Dataset records
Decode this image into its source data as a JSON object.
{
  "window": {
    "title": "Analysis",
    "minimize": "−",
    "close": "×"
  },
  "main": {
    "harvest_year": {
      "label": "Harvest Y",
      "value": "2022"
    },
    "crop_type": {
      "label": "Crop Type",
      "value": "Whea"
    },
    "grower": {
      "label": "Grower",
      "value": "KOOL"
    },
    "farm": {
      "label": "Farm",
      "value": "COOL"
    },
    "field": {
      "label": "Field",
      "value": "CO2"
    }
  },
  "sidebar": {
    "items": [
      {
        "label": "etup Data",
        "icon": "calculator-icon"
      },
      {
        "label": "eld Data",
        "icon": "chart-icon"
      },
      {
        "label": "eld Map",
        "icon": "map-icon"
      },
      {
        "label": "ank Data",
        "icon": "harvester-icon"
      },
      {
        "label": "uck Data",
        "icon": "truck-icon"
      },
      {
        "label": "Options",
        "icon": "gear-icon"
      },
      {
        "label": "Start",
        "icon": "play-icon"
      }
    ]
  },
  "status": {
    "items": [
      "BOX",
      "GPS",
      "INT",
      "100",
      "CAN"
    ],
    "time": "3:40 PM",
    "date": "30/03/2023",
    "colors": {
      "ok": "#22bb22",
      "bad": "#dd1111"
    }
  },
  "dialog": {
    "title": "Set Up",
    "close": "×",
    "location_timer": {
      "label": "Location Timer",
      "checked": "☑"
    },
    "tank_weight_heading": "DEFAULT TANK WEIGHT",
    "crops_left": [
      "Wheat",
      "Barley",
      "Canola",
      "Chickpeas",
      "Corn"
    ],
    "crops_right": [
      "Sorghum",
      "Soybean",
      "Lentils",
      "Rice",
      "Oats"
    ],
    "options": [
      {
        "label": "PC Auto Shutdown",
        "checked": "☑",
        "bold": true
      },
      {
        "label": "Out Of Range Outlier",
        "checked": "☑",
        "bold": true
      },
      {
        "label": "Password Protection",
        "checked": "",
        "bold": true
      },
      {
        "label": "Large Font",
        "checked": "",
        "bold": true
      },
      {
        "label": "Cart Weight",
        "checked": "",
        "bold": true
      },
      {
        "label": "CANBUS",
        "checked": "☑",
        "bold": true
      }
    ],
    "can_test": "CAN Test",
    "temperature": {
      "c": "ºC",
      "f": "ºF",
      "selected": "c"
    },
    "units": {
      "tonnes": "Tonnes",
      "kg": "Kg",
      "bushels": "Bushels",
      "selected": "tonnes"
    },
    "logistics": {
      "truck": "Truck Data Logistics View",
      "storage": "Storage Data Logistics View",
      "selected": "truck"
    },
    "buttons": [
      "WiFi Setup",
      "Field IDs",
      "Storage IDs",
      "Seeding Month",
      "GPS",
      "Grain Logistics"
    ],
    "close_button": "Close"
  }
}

* _What is asked_
All of the material above needs to be retyped word for word.

* _Full output_
Decode this image into its source data as a JSON object.
{
  "window": {
    "title": "Analysis",
    "minimize": "−",
    "close": "×"
  },
  "main": {
    "harvest_year": {
      "label": "Harvest Y",
      "value": "2022"
    },
    "crop_type": {
      "label": "Crop Type",
      "value": "Whea"
    },
    "grower": {
      "label": "Grower",
      "value": "KOOL"
    },
    "farm": {
      "label": "Farm",
      "value": "COOL"
    },
    "field": {
      "label": "Field",
      "value": "CO2"
    }
  },
  "sidebar": {
    "items": [
      {
        "label": "etup Data",
        "icon": "calculator-icon"
      },
      {
        "label": "eld Data",
        "icon": "chart-icon"
      },
      {
        "label": "eld Map",
        "icon": "map-icon"
      },
      {
        "label": "ank Data",
        "icon": "harvester-icon"
      },
      {
        "label": "uck Data",
        "icon": "truck-icon"
      },
      {
        "label": "Options",
        "icon": "gear-icon"
      },
      {
        "label": "Start",
        "icon": "play-icon"
      }
    ]
  },
  "status": {
    "items": [
      "BOX",
      "GPS",
      "INT",
      "100",
      "CAN"
    ],
    "time": "3:40 PM",
    "date": "30/03/2023",
    "colors": {
      "ok": "#22bb22",
      "bad": "#dd1111"
    }
  },
  "dialog": {
    "title": "Set Up",
    "close": "×",
    "location_timer": {
      "label": "Location Timer",
      "checked": "☑"
    },
    "tank_weight_heading": "DEFAULT TANK WEIGHT",
    "crops_left": [
      "Wheat",
      "Barley",
      "Canola",
      "Chickpeas",
      "Corn"
    ],
    "crops_right": [
      "Sorghum",
      "Soybean",
      "Lentils",
      "Rice",
      "Oats"
    ],
    "options": [
      {
        "label": "PC Auto Shutdown",
        "checked": "☑",
        "bold": true
      },
      {
        "label": "Out Of Range Outlier",
        "checked": "☑",
        "bold": true
      },
      {
        "label": "Password Protection",
        "checked": "",
        "bold": true
      },
      {
        "label": "Large Font",
        "checked": "",
        "bold": true
      },
      {
        "label": "Cart Weight",
        "checked": "",
        "bold": true
      },
      {
        "label": "CANBUS",
        "checked": "☑",
        "bold": true
      }
    ],
    "can_test": "CAN Test",
    "temperature": {
      "c": "ºC",
      "f": "ºF",
      "selected": "c"
    },
    "units": {
      "tonnes": "Tonnes",
      "kg": "Kg",
      "bushels": "Bushels",
      "selected": "tonnes"
    },
    "logistics": {
      "truck": "Truck Data Logistics View",
      "storage": "Storage Data Logistics View",
      "selected": "truck"
    },
    "buttons": [
      "WiFi Setup",
      "Field IDs",
      "Storage IDs",
      "Seeding Month",
      "GPS",
      "Grain Logistics"
    ],
    "close_button": "Close"
  }
}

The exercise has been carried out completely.